--- start ---

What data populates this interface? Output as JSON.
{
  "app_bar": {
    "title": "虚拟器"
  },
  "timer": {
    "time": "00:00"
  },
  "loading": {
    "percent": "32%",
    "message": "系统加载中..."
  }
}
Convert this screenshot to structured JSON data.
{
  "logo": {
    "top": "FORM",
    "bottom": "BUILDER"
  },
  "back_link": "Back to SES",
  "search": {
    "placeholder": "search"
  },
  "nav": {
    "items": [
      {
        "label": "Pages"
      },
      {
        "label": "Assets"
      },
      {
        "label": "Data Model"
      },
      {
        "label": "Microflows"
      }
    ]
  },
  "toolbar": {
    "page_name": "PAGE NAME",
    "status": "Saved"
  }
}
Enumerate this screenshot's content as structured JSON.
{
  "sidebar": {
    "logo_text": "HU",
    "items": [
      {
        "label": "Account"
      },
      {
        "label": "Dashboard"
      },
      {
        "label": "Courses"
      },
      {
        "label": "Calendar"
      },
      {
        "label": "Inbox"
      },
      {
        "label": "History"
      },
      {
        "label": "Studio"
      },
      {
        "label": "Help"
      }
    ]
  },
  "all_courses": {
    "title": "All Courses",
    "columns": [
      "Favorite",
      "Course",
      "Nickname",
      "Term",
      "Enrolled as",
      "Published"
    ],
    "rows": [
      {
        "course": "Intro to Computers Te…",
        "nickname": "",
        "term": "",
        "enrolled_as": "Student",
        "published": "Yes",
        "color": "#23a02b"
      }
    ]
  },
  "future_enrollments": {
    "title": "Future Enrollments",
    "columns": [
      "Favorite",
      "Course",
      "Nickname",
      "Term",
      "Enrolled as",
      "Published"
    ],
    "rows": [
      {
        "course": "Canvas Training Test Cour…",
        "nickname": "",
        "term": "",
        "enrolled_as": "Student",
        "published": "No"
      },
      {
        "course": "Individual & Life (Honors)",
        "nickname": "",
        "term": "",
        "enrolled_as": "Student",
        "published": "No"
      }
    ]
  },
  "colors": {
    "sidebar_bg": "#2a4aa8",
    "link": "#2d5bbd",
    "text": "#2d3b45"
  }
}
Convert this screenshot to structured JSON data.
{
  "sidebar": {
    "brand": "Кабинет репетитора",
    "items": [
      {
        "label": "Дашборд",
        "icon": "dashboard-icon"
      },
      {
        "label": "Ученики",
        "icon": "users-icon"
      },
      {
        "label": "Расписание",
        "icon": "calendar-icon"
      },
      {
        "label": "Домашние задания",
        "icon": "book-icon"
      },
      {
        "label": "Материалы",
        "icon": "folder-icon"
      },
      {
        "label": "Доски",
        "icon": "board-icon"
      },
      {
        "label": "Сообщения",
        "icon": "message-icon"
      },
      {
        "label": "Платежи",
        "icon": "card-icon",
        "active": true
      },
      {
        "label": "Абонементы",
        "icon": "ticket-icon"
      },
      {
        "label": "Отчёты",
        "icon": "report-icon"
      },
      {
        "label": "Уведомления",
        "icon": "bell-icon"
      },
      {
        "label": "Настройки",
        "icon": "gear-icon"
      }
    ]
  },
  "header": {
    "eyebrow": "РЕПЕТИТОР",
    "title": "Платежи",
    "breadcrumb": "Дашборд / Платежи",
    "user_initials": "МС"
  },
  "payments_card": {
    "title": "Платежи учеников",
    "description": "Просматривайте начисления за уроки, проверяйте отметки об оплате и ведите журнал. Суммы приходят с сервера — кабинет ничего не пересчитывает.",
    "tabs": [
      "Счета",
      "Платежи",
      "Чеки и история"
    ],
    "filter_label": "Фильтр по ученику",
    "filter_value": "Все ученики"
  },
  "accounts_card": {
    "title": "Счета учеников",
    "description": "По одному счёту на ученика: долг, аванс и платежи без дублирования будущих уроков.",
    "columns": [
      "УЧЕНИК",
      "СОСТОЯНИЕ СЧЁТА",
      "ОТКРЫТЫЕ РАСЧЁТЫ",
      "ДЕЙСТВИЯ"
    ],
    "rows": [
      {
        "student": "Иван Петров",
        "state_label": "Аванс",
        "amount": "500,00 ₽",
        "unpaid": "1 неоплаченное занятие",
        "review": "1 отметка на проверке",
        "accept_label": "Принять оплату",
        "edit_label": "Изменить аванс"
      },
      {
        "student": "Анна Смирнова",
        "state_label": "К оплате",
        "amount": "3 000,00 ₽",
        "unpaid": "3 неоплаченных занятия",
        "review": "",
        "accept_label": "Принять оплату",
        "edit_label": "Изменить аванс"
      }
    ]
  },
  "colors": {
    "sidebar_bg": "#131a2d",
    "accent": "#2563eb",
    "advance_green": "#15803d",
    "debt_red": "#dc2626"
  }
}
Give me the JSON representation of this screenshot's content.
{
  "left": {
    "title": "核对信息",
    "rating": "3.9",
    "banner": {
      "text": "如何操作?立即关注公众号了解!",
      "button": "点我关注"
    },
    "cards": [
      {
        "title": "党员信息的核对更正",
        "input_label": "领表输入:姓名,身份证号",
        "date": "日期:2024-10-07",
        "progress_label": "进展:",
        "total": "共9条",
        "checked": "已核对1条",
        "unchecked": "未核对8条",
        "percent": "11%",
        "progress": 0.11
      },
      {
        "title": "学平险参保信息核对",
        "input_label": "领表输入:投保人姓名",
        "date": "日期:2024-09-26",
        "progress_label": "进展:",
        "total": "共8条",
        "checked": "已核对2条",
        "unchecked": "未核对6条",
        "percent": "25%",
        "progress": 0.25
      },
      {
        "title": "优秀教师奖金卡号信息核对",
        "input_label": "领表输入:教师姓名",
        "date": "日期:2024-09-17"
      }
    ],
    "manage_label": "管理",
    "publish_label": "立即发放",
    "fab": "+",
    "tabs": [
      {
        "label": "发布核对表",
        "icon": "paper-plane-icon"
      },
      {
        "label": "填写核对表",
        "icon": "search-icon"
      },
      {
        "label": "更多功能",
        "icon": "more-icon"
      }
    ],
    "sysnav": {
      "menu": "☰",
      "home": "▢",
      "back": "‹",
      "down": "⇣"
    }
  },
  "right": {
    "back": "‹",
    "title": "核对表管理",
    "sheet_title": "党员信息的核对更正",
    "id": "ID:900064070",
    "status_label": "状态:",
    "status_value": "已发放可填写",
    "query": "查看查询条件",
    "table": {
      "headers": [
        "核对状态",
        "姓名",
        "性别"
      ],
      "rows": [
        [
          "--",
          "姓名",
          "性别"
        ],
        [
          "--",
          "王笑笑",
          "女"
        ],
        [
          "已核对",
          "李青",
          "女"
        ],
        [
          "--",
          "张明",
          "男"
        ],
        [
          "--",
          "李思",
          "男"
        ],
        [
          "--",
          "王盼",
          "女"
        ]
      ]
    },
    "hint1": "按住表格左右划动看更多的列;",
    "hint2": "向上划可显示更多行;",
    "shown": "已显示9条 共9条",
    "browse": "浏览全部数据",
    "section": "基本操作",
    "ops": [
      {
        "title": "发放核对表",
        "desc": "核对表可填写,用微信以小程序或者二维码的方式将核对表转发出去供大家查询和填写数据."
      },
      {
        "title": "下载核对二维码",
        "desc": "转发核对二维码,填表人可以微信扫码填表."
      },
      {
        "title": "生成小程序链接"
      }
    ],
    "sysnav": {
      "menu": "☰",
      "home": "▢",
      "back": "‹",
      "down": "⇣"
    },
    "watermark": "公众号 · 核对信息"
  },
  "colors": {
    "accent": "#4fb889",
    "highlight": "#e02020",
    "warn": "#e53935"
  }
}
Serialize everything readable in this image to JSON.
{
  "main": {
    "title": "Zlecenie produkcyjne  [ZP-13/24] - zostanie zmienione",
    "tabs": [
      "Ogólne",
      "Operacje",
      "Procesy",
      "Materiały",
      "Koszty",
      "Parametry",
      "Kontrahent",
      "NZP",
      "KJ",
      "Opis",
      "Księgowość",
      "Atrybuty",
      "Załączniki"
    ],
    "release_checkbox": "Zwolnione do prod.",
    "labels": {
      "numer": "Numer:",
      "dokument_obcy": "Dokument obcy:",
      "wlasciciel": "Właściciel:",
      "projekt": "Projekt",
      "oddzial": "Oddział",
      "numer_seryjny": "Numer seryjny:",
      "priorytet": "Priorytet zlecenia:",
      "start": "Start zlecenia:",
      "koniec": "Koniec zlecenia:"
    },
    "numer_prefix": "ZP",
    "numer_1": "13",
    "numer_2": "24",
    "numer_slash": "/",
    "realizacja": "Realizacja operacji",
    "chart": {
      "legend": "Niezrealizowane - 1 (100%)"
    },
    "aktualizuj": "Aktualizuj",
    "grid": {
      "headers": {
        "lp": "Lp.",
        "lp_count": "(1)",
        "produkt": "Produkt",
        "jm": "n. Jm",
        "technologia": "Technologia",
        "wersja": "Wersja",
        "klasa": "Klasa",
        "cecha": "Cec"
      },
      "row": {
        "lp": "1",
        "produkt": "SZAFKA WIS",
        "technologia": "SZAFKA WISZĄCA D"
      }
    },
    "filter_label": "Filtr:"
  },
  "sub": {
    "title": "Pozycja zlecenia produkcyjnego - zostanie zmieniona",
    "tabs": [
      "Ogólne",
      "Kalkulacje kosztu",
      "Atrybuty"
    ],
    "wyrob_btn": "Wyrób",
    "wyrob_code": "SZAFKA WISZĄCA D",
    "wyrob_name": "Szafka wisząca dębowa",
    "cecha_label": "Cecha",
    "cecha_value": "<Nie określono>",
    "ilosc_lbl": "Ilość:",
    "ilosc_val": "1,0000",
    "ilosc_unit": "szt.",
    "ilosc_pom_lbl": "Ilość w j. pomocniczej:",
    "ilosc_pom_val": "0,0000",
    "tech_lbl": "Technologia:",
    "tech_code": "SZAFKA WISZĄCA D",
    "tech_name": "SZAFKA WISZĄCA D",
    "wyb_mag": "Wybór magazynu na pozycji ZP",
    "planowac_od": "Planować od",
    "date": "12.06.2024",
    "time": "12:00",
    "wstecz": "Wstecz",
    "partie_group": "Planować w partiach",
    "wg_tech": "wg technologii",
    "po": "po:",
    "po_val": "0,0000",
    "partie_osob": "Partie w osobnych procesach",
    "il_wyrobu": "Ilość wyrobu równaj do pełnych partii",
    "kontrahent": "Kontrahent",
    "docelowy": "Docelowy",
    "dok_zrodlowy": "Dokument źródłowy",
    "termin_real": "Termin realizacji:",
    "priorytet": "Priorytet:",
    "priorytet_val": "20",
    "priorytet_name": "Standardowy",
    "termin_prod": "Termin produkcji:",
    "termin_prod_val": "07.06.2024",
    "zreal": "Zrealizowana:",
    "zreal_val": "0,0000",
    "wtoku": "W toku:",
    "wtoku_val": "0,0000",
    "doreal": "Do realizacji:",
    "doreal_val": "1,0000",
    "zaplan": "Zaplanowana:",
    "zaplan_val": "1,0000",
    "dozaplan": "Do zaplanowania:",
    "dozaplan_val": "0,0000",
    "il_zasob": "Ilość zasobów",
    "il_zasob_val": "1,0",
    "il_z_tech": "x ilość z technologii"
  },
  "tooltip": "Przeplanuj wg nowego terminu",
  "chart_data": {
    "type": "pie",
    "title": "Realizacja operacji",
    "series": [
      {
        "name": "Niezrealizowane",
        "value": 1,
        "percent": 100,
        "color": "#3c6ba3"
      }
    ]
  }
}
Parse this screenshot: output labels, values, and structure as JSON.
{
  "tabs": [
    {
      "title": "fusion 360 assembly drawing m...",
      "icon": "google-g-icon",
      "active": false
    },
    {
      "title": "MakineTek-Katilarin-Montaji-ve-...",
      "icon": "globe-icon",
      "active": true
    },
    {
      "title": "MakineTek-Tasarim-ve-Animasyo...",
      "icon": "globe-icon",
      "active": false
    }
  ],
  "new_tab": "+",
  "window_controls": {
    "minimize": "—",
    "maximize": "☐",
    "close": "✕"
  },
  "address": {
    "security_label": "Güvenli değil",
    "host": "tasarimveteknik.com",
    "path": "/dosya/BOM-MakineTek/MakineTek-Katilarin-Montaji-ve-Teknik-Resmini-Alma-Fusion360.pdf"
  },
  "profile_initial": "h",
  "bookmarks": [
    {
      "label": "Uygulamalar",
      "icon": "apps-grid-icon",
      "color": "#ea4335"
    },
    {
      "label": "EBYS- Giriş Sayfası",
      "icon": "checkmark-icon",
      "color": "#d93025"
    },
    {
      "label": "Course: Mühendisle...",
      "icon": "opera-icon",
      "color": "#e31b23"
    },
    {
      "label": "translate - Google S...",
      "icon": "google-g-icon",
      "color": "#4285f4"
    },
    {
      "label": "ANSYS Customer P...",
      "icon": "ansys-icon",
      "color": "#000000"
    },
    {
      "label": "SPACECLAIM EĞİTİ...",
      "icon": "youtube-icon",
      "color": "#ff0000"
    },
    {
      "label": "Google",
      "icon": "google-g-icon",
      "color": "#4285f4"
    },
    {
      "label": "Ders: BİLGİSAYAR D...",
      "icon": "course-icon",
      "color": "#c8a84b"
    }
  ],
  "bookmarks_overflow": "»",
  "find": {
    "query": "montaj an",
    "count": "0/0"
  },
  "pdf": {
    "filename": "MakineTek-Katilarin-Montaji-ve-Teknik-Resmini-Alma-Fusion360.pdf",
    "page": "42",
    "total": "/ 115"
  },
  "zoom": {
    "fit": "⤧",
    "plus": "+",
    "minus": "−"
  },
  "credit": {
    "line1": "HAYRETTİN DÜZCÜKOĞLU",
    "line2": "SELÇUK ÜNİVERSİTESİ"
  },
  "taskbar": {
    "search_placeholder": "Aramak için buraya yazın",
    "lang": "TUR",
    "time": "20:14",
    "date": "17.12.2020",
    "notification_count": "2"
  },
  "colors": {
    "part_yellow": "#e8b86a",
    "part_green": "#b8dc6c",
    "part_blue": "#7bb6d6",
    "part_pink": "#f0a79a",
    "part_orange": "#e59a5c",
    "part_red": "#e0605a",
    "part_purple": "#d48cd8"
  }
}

--- end ---

Set problem ::
Give the count of lines holding the word "Дашборд" and nothing more.

Output ::
2